(Records)

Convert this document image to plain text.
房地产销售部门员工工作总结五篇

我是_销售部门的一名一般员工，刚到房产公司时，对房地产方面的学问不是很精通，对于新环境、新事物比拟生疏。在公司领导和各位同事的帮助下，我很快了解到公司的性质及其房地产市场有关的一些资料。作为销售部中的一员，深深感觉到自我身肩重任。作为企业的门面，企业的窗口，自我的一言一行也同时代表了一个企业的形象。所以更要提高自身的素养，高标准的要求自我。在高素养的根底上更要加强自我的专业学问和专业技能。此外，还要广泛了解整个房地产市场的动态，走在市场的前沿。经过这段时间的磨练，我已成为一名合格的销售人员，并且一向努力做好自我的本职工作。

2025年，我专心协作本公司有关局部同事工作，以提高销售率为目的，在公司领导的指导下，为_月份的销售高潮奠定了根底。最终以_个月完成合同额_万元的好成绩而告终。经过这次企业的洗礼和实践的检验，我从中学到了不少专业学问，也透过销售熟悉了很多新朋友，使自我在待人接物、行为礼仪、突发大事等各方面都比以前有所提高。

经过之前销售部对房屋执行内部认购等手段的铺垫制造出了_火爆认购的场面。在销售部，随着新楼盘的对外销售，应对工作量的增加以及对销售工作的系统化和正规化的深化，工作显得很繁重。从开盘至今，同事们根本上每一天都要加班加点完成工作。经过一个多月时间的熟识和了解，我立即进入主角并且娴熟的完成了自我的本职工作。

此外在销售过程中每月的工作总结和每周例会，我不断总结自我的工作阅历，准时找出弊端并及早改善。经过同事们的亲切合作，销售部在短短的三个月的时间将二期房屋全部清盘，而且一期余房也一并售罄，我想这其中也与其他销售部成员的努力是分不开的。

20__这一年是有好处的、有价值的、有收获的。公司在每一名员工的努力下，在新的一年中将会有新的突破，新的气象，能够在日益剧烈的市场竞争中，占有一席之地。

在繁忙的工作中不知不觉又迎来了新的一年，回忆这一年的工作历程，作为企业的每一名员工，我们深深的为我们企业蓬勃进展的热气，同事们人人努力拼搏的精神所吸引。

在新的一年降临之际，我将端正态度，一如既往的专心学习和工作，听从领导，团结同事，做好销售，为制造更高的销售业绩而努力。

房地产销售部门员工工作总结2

● GIVEN INSTRUCTION
Print every record above exactly as written.

● SOLVED PROBLEM
Convert this document image to plain text.
房地产销售部门员工工作总结五篇

我是_销售部门的一名一般员工，刚到房产公司时，对房地产方面的学问不是很精通，对于新环境、新事物比拟生疏。在公司领导和各位同事的帮助下，我很快了解到公司的性质及其房地产市场有关的一些资料。作为销售部中的一员，深深感觉到自我身肩重任。作为企业的门面，企业的窗口，自我的一言一行也同时代表了一个企业的形象。所以更要提高自身的素养，高标准的要求自我。在高素养的根底上更要加强自我的专业学问和专业技能。此外，还要广泛了解整个房地产市场的动态，走在市场的前沿。经过这段时间的磨练，我已成为一名合格的销售人员，并且一向努力做好自我的本职工作。

2025年，我专心协作本公司有关局部同事工作，以提高销售率为目的，在公司领导的指导下，为_月份的销售高潮奠定了根底。最终以_个月完成合同额_万元的好成绩而告终。经过这次企业的洗礼和实践的检验，我从中学到了不少专业学问，也透过销售熟悉了很多新朋友，使自我在待人接物、行为礼仪、突发大事等各方面都比以前有所提高。

经过之前销售部对房屋执行内部认购等手段的铺垫制造出了_火爆认购的场面。在销售部，随着新楼盘的对外销售，应对工作量的增加以及对销售工作的系统化和正规化的深化，工作显得很繁重。从开盘至今，同事们根本上每一天都要加班加点完成工作。经过一个多月时间的熟识和了解，我立即进入主角并且娴熟的完成了自我的本职工作。

此外在销售过程中每月的工作总结和每周例会，我不断总结自我的工作阅历，准时找出弊端并及早改善。经过同事们的亲切合作，销售部在短短的三个月的时间将二期房屋全部清盘，而且一期余房也一并售罄，我想这其中也与其他销售部成员的努力是分不开的。

20__这一年是有好处的、有价值的、有收获的。公司在每一名员工的努力下，在新的一年中将会有新的突破，新的气象，能够在日益剧烈的市场竞争中，占有一席之地。

在繁忙的工作中不知不觉又迎来了新的一年，回忆这一年的工作历程，作为企业的每一名员工，我们深深的为我们企业蓬勃进展的热气，同事们人人努力拼搏的精神所吸引。

在新的一年降临之际，我将端正态度，一如既往的专心学习和工作，听从领导，团结同事，做好销售，为制造更高的销售业绩而努力。

房地产销售部门员工工作总结2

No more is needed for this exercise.